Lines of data
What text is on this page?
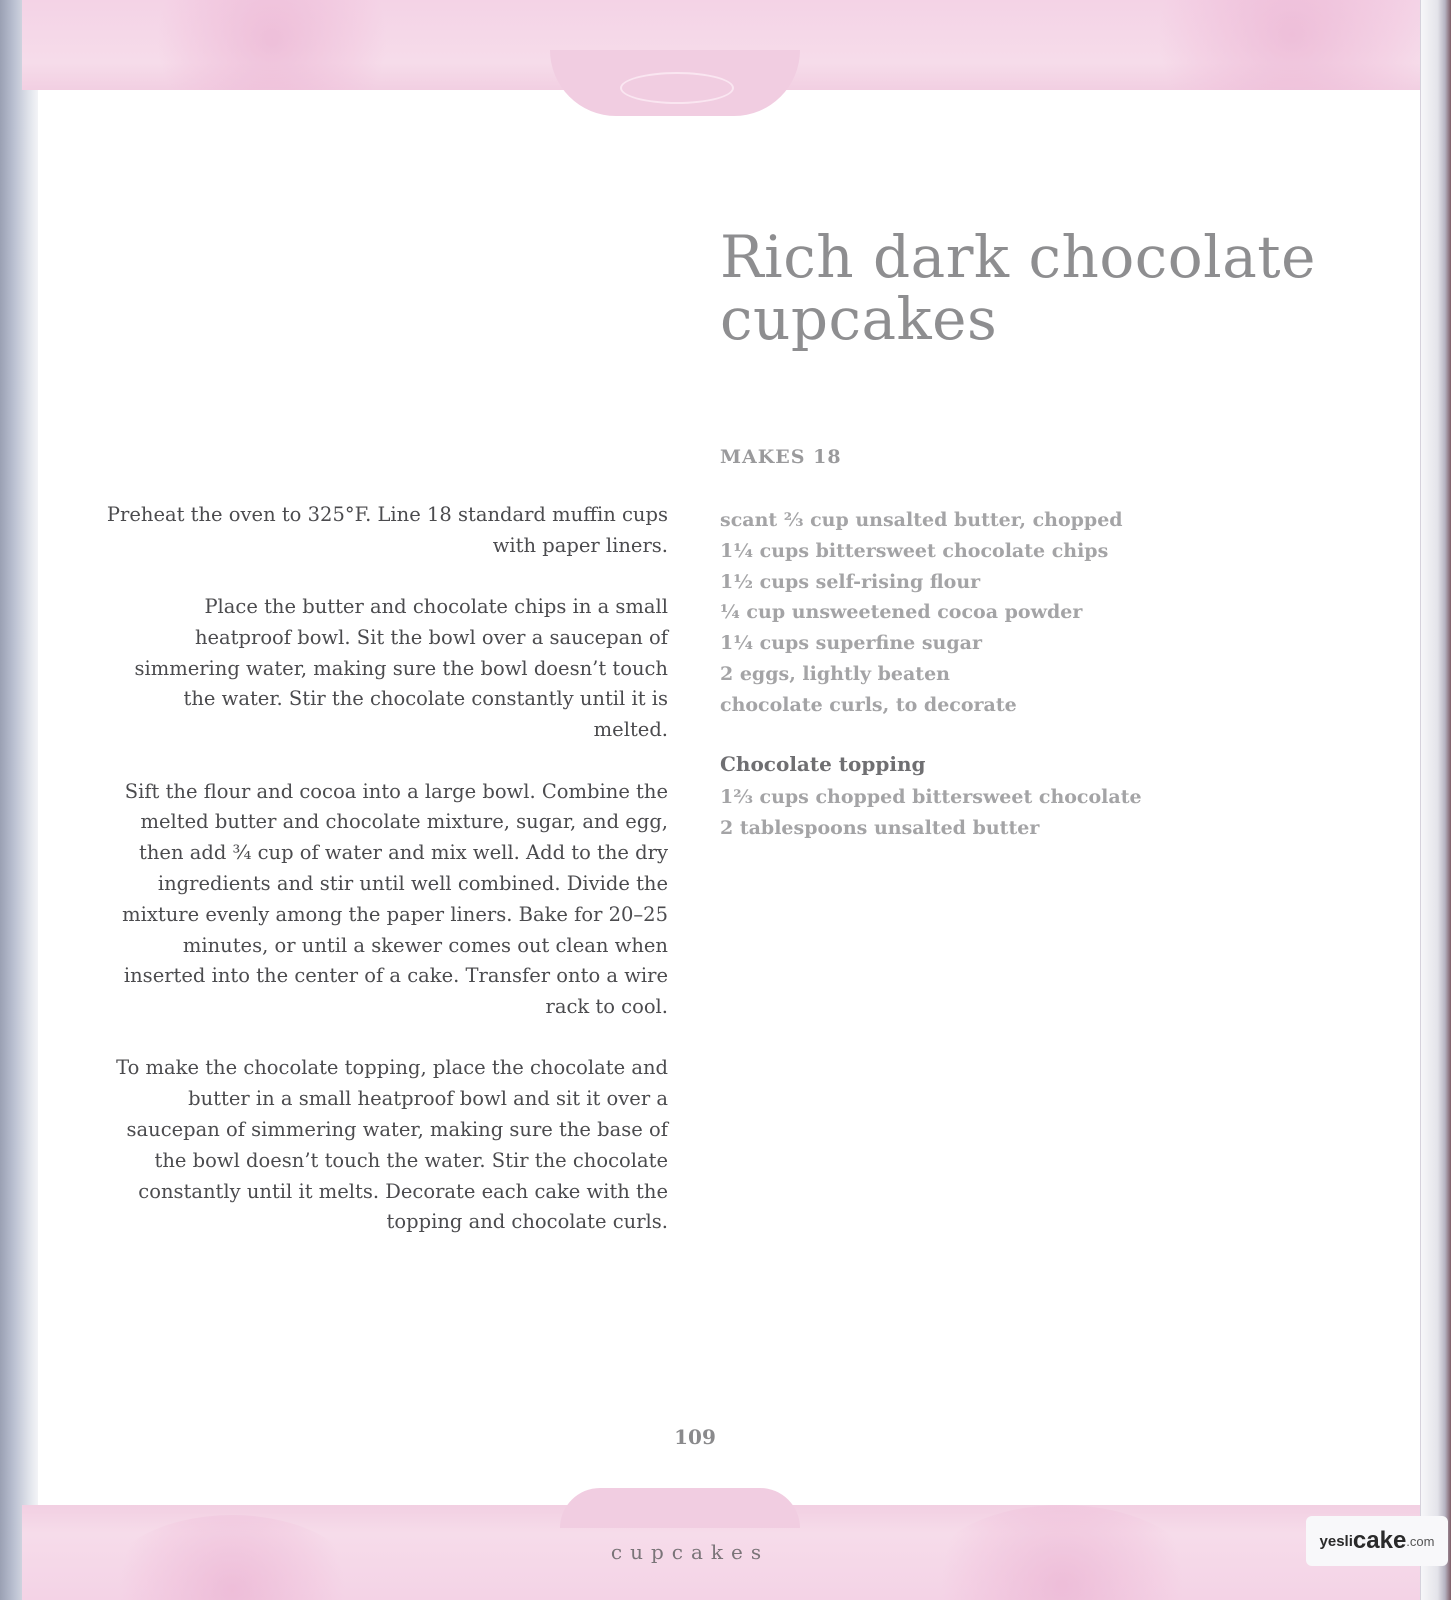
Rich dark chocolate cupcakes
MAKES 18
scant ⅔ cup unsalted butter, chopped
1¼ cups bittersweet chocolate chips
1½ cups self-rising flour
¼ cup unsweetened cocoa powder
1¼ cups superfine sugar
2 eggs, lightly beaten
chocolate curls, to decorate
Chocolate topping
1⅔ cups chopped bittersweet chocolate
2 tablespoons unsalted butter

Preheat the oven to 325°F. Line 18 standard muffin cups with paper liners.

Place the butter and chocolate chips in a small heatproof bowl. Sit the bowl over a saucepan of simmering water, making sure the bowl doesn’t touch the water. Stir the chocolate constantly until it is melted.

Sift the flour and cocoa into a large bowl. Combine the melted butter and chocolate mixture, sugar, and egg, then add ¾ cup of water and mix well. Add to the dry ingredients and stir until well combined. Divide the mixture evenly among the paper liners. Bake for 20–25 minutes, or until a skewer comes out clean when inserted into the center of a cake. Transfer onto a wire rack to cool.

To make the chocolate topping, place the chocolate and butter in a small heatproof bowl and sit it over a saucepan of simmering water, making sure the base of the bowl doesn’t touch the water. Stir the chocolate constantly until it melts. Decorate each cake with the topping and chocolate curls.

109
cupcakes	yesli cake .com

• Exercise brief
Tell how many lines of the data include the word "doesn", and nothing else.

• Output for this exercise
2